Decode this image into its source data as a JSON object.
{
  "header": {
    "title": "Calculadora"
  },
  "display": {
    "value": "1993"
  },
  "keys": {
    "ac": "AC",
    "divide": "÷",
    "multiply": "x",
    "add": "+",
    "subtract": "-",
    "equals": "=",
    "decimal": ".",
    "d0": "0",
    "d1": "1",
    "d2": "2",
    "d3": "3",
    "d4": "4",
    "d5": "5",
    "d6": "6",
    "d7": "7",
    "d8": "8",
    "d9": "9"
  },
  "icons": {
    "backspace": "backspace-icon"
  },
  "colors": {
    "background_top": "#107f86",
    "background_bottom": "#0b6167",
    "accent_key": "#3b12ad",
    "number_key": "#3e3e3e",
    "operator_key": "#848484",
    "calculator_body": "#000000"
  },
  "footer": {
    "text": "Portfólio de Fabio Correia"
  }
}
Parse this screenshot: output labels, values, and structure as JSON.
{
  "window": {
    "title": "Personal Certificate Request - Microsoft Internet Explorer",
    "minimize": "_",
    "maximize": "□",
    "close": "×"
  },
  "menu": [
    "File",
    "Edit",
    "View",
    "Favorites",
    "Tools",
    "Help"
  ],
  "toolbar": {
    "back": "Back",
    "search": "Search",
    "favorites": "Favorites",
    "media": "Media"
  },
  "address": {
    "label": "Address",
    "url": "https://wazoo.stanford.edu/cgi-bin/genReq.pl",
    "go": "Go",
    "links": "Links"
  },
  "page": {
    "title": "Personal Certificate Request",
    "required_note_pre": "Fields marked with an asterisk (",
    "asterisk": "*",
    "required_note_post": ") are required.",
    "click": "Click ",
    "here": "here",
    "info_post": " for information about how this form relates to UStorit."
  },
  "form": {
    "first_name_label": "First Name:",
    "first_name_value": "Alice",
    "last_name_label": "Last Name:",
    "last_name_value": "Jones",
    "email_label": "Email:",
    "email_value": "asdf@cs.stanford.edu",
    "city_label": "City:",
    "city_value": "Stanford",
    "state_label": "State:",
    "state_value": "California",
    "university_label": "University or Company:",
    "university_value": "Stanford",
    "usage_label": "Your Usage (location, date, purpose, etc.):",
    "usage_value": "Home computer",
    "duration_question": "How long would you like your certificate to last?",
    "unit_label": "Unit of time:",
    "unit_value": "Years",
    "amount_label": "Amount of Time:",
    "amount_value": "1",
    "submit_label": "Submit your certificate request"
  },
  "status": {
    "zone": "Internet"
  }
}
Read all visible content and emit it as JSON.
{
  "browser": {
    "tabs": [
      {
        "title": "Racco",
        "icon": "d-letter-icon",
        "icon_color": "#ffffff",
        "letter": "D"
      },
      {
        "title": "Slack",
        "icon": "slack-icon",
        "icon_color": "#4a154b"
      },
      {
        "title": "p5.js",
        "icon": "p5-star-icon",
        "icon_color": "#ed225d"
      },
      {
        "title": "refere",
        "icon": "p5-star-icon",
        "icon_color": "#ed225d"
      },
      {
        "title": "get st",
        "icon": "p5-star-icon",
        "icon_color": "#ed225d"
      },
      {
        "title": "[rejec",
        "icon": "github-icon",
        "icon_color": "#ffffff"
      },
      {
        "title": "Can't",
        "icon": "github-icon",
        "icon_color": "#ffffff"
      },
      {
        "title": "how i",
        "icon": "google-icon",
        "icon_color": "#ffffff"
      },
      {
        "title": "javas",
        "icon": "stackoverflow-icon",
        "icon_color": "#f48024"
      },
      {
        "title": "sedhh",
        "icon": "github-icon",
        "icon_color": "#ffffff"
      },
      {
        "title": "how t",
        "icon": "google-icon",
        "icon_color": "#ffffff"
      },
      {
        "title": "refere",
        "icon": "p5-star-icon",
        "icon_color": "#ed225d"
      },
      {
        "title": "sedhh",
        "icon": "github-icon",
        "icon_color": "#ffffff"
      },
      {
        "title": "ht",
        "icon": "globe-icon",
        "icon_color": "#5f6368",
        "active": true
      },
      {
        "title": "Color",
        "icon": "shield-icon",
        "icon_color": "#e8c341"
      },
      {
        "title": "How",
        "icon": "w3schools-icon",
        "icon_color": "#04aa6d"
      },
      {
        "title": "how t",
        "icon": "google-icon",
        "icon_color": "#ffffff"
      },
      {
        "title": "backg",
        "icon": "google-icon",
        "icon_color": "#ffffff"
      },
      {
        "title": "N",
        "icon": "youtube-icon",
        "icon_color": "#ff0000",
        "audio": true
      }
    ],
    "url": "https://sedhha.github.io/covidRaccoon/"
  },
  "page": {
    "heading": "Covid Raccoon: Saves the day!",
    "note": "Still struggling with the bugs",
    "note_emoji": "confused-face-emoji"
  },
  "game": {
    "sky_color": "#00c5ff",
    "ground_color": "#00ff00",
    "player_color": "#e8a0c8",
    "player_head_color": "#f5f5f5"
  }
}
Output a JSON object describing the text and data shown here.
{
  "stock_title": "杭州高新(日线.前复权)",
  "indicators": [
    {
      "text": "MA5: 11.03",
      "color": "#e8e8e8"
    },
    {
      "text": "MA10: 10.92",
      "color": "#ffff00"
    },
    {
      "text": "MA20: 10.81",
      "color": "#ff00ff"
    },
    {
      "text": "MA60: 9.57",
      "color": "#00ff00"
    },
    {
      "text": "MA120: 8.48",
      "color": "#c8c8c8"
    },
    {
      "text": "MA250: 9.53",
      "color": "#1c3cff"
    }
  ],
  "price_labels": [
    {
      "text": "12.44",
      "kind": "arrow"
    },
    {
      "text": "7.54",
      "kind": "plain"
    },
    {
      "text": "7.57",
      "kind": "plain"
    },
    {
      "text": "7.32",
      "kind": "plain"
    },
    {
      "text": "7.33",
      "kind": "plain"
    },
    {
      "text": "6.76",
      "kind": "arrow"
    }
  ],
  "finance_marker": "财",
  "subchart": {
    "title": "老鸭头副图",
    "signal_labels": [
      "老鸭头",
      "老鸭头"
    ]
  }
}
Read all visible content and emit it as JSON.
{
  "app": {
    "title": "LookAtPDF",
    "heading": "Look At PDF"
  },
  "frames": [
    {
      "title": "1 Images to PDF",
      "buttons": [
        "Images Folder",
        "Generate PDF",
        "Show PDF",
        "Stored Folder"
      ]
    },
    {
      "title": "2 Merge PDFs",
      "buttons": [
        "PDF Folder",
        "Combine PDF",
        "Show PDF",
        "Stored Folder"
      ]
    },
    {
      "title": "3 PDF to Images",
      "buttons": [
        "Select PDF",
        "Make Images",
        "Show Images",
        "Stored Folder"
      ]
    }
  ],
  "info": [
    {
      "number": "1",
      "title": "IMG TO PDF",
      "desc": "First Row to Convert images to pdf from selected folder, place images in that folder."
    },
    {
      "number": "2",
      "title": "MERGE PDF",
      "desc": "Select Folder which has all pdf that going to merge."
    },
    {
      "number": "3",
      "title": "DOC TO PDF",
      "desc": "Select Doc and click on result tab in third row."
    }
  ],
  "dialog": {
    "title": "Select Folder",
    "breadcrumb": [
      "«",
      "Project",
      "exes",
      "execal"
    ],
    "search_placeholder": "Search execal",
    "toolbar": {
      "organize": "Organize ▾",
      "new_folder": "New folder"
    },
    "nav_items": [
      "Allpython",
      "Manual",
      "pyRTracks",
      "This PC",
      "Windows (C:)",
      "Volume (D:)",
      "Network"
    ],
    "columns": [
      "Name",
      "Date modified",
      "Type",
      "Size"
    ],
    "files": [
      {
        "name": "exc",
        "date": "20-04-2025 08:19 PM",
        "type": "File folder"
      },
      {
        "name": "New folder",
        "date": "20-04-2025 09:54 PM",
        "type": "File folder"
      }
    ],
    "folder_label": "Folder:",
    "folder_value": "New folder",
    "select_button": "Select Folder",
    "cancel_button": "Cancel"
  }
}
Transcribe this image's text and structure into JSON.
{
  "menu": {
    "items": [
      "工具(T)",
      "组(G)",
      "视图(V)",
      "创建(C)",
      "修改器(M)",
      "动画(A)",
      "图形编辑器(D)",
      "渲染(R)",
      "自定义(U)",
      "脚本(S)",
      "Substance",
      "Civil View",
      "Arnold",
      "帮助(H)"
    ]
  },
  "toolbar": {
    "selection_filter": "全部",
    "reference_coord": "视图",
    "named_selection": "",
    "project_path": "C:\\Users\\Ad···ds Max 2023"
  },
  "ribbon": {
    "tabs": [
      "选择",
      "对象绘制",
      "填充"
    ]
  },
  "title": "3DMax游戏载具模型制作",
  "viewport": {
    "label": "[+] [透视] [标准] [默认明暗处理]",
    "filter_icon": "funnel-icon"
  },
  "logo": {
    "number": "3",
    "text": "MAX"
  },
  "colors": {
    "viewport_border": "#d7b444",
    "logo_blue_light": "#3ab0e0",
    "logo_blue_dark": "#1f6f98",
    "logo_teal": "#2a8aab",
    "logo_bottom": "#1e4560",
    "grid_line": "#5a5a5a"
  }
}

**REQUIREMENTS**
Lines holding the word "data" in the entries above are the ones to pull out. Copy them all.

**REPLY**
Decode this image into its source data as a JSON object.
Output a JSON object describing the text and data shown here.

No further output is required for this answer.